■ Exercise instructions
Return all the entries exactly, keeping pictures out.

■ Exercise input

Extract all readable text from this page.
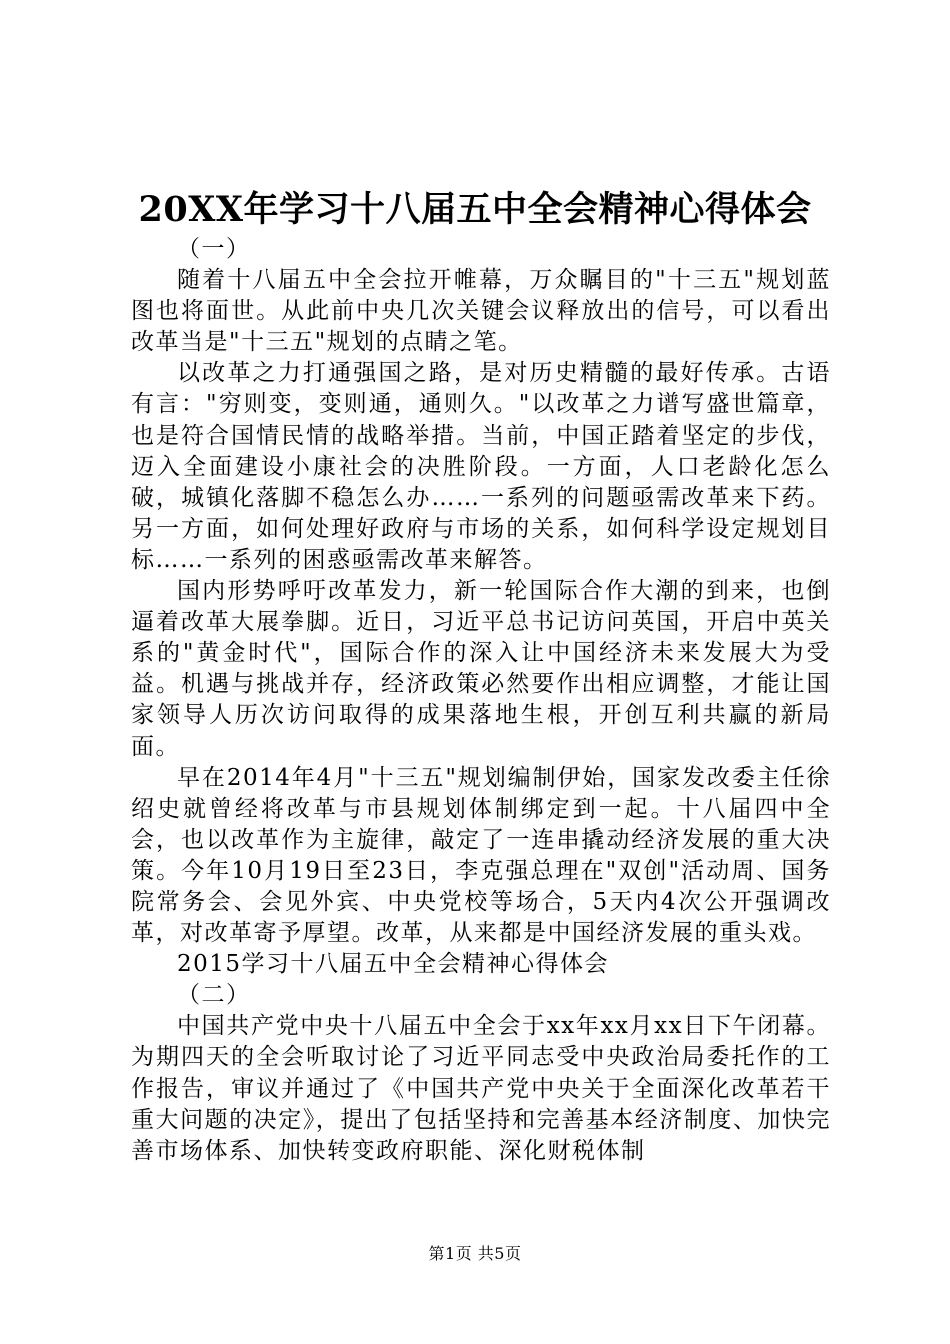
20XX年学习十八届五中全会精神心得体会

（一）

随着十八届五中全会拉开帷幕，万众瞩目的"十三五"规划蓝图也将面世。从此前中央几次关键会议释放出的信号，可以看出改革当是"十三五"规划的点睛之笔。

以改革之力打通强国之路，是对历史精髓的最好传承。古语有言："穷则变，变则通，通则久。"以改革之力谱写盛世篇章，也是符合国情民情的战略举措。当前，中国正踏着坚定的步伐，迈入全面建设小康社会的决胜阶段。一方面，人口老龄化怎么破，城镇化落脚不稳怎么办……一系列的问题亟需改革来下药。另一方面，如何处理好政府与市场的关系，如何科学设定规划目标……一系列的困惑亟需改革来解答。

国内形势呼吁改革发力，新一轮国际合作大潮的到来，也倒逼着改革大展拳脚。近日，习近平总书记访问英国，开启中英关系的"黄金时代"，国际合作的深入让中国经济未来发展大为受益。机遇与挑战并存，经济政策必然要作出相应调整，才能让国家领导人历次访问取得的成果落地生根，开创互利共赢的新局面。

早在2014年4月"十三五"规划编制伊始，国家发改委主任徐绍史就曾经将改革与市县规划体制绑定到一起。十八届四中全会，也以改革作为主旋律，敲定了一连串撬动经济发展的重大决策。今年10月19日至23日，李克强总理在"双创"活动周、国务院常务会、会见外宾、中央党校等场合，5天内4次公开强调改革，对改革寄予厚望。改革，从来都是中国经济发展的重头戏。

2015学习十八届五中全会精神心得体会

（二）

中国共产党中央十八届五中全会于xx年xx月xx日下午闭幕。为期四天的全会听取讨论了习近平同志受中央政治局委托作的工作报告，审议并通过了《中国共产党中央关于全面深化改革若干重大问题的决定》，提出了包括坚持和完善基本经济制度、加快完善市场体系、加快转变政府职能、深化财税体制

第1页 共5页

■ Task response
Extract all readable text from this page.
20XX年学习十八届五中全会精神心得体会

（一）

随着十八届五中全会拉开帷幕，万众瞩目的"十三五"规划蓝图也将面世。从此前中央几次关键会议释放出的信号，可以看出改革当是"十三五"规划的点睛之笔。

以改革之力打通强国之路，是对历史精髓的最好传承。古语有言："穷则变，变则通，通则久。"以改革之力谱写盛世篇章，也是符合国情民情的战略举措。当前，中国正踏着坚定的步伐，迈入全面建设小康社会的决胜阶段。一方面，人口老龄化怎么破，城镇化落脚不稳怎么办……一系列的问题亟需改革来下药。另一方面，如何处理好政府与市场的关系，如何科学设定规划目标……一系列的困惑亟需改革来解答。

国内形势呼吁改革发力，新一轮国际合作大潮的到来，也倒逼着改革大展拳脚。近日，习近平总书记访问英国，开启中英关系的"黄金时代"，国际合作的深入让中国经济未来发展大为受益。机遇与挑战并存，经济政策必然要作出相应调整，才能让国家领导人历次访问取得的成果落地生根，开创互利共赢的新局面。

早在2014年4月"十三五"规划编制伊始，国家发改委主任徐绍史就曾经将改革与市县规划体制绑定到一起。十八届四中全会，也以改革作为主旋律，敲定了一连串撬动经济发展的重大决策。今年10月19日至23日，李克强总理在"双创"活动周、国务院常务会、会见外宾、中央党校等场合，5天内4次公开强调改革，对改革寄予厚望。改革，从来都是中国经济发展的重头戏。

2015学习十八届五中全会精神心得体会

（二）

中国共产党中央十八届五中全会于xx年xx月xx日下午闭幕。为期四天的全会听取讨论了习近平同志受中央政治局委托作的工作报告，审议并通过了《中国共产党中央关于全面深化改革若干重大问题的决定》，提出了包括坚持和完善基本经济制度、加快完善市场体系、加快转变政府职能、深化财税体制

第1页 共5页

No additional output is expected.